--- Task to complete ---
Write out all the entries word for word, but skip any images.

[Data records]
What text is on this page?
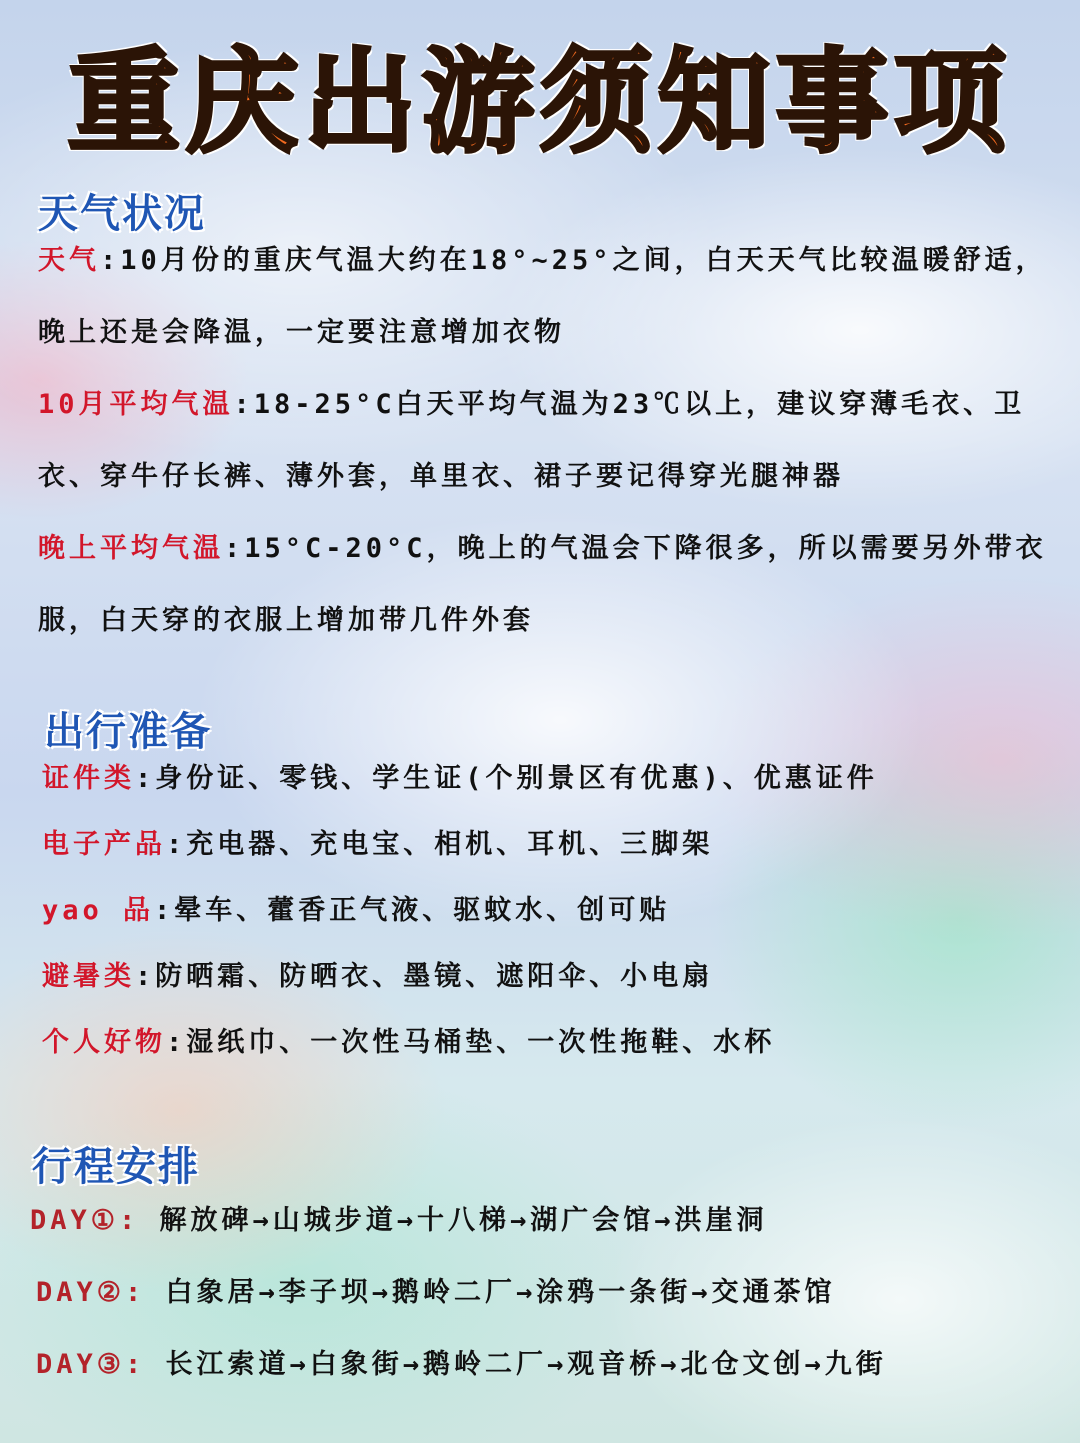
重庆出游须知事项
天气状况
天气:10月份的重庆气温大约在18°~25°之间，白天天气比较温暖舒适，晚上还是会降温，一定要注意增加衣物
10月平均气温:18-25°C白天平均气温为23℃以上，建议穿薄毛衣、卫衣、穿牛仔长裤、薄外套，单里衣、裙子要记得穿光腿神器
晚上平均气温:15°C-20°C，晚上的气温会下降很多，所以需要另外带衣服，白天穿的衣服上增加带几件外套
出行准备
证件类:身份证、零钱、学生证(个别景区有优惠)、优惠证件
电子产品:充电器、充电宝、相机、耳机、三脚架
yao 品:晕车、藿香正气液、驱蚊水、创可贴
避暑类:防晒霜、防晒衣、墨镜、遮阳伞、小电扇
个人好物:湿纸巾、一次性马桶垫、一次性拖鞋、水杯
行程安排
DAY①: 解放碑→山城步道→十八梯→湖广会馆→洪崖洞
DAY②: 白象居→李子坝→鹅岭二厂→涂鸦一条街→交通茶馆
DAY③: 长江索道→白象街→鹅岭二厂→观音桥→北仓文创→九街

--- Final result ---
What text is on this page?
重庆出游须知事项
天气状况
天气:10月份的重庆气温大约在18°~25°之间，白天天气比较温暖舒适，晚上还是会降温，一定要注意增加衣物
10月平均气温:18-25°C白天平均气温为23℃以上，建议穿薄毛衣、卫衣、穿牛仔长裤、薄外套，单里衣、裙子要记得穿光腿神器
晚上平均气温:15°C-20°C，晚上的气温会下降很多，所以需要另外带衣服，白天穿的衣服上增加带几件外套
出行准备
证件类:身份证、零钱、学生证(个别景区有优惠)、优惠证件
电子产品:充电器、充电宝、相机、耳机、三脚架
yao 品:晕车、藿香正气液、驱蚊水、创可贴
避暑类:防晒霜、防晒衣、墨镜、遮阳伞、小电扇
个人好物:湿纸巾、一次性马桶垫、一次性拖鞋、水杯
行程安排
DAY①: 解放碑→山城步道→十八梯→湖广会馆→洪崖洞
DAY②: 白象居→李子坝→鹅岭二厂→涂鸦一条街→交通茶馆
DAY③: 长江索道→白象街→鹅岭二厂→观音桥→北仓文创→九街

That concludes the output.